▶ Records to process
-------------------------
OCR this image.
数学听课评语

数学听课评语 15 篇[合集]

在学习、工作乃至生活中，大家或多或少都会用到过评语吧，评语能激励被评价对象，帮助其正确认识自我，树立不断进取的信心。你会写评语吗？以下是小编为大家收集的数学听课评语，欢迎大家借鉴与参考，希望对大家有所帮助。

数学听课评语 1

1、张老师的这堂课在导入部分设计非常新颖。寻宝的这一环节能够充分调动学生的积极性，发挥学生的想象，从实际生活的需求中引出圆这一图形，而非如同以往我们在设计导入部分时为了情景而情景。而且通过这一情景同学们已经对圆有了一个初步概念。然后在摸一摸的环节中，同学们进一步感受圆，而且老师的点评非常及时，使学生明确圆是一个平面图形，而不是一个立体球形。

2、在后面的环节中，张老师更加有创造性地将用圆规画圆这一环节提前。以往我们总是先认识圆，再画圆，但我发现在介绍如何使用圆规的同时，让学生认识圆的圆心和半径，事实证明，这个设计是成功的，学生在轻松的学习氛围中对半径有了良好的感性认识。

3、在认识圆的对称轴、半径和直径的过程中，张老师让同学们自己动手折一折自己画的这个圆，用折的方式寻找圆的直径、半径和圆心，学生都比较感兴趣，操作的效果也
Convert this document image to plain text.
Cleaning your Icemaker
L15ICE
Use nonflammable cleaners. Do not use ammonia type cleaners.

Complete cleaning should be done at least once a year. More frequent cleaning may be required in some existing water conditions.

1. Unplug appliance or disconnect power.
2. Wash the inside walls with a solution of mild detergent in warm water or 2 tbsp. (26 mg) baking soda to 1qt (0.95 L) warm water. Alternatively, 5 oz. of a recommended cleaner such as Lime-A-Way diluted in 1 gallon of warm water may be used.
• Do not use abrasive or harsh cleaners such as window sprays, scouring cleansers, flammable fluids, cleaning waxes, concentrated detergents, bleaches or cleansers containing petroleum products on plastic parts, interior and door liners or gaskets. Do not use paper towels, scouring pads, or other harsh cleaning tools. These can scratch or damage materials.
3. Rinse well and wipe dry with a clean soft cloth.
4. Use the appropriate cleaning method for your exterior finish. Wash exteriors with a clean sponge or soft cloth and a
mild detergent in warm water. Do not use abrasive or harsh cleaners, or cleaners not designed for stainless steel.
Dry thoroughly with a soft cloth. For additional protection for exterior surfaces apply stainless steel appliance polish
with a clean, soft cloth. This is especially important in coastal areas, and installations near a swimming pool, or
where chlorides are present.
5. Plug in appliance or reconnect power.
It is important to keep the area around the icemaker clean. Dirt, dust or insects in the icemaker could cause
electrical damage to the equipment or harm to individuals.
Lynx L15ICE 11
-------------------------
▶ To do
Reproduce each record exactly, leaving nothing out.

▶ Completed exercise
OCR this image.
数学听课评语

数学听课评语 15 篇[合集]

在学习、工作乃至生活中，大家或多或少都会用到过评语吧，评语能激励被评价对象，帮助其正确认识自我，树立不断进取的信心。你会写评语吗？以下是小编为大家收集的数学听课评语，欢迎大家借鉴与参考，希望对大家有所帮助。

数学听课评语 1

1、张老师的这堂课在导入部分设计非常新颖。寻宝的这一环节能够充分调动学生的积极性，发挥学生的想象，从实际生活的需求中引出圆这一图形，而非如同以往我们在设计导入部分时为了情景而情景。而且通过这一情景同学们已经对圆有了一个初步概念。然后在摸一摸的环节中，同学们进一步感受圆，而且老师的点评非常及时，使学生明确圆是一个平面图形，而不是一个立体球形。

2、在后面的环节中，张老师更加有创造性地将用圆规画圆这一环节提前。以往我们总是先认识圆，再画圆，但我发现在介绍如何使用圆规的同时，让学生认识圆的圆心和半径，事实证明，这个设计是成功的，学生在轻松的学习氛围中对半径有了良好的感性认识。

3、在认识圆的对称轴、半径和直径的过程中，张老师让同学们自己动手折一折自己画的这个圆，用折的方式寻找圆的直径、半径和圆心，学生都比较感兴趣，操作的效果也
Convert this document image to plain text.
Cleaning your Icemaker
L15ICE
Use nonflammable cleaners. Do not use ammonia type cleaners.

Complete cleaning should be done at least once a year. More frequent cleaning may be required in some existing water conditions.

1. Unplug appliance or disconnect power.
2. Wash the inside walls with a solution of mild detergent in warm water or 2 tbsp. (26 mg) baking soda to 1qt (0.95 L) warm water. Alternatively, 5 oz. of a recommended cleaner such as Lime-A-Way diluted in 1 gallon of warm water may be used.
• Do not use abrasive or harsh cleaners such as window sprays, scouring cleansers, flammable fluids, cleaning waxes, concentrated detergents, bleaches or cleansers containing petroleum products on plastic parts, interior and door liners or gaskets. Do not use paper towels, scouring pads, or other harsh cleaning tools. These can scratch or damage materials.
3. Rinse well and wipe dry with a clean soft cloth.
4. Use the appropriate cleaning method for your exterior finish. Wash exteriors with a clean sponge or soft cloth and a
mild detergent in warm water. Do not use abrasive or harsh cleaners, or cleaners not designed for stainless steel.
Dry thoroughly with a soft cloth. For additional protection for exterior surfaces apply stainless steel appliance polish
with a clean, soft cloth. This is especially important in coastal areas, and installations near a swimming pool, or
where chlorides are present.
5. Plug in appliance or reconnect power.
It is important to keep the area around the icemaker clean. Dirt, dust or insects in the icemaker could cause
electrical damage to the equipment or harm to individuals.
Lynx L15ICE 11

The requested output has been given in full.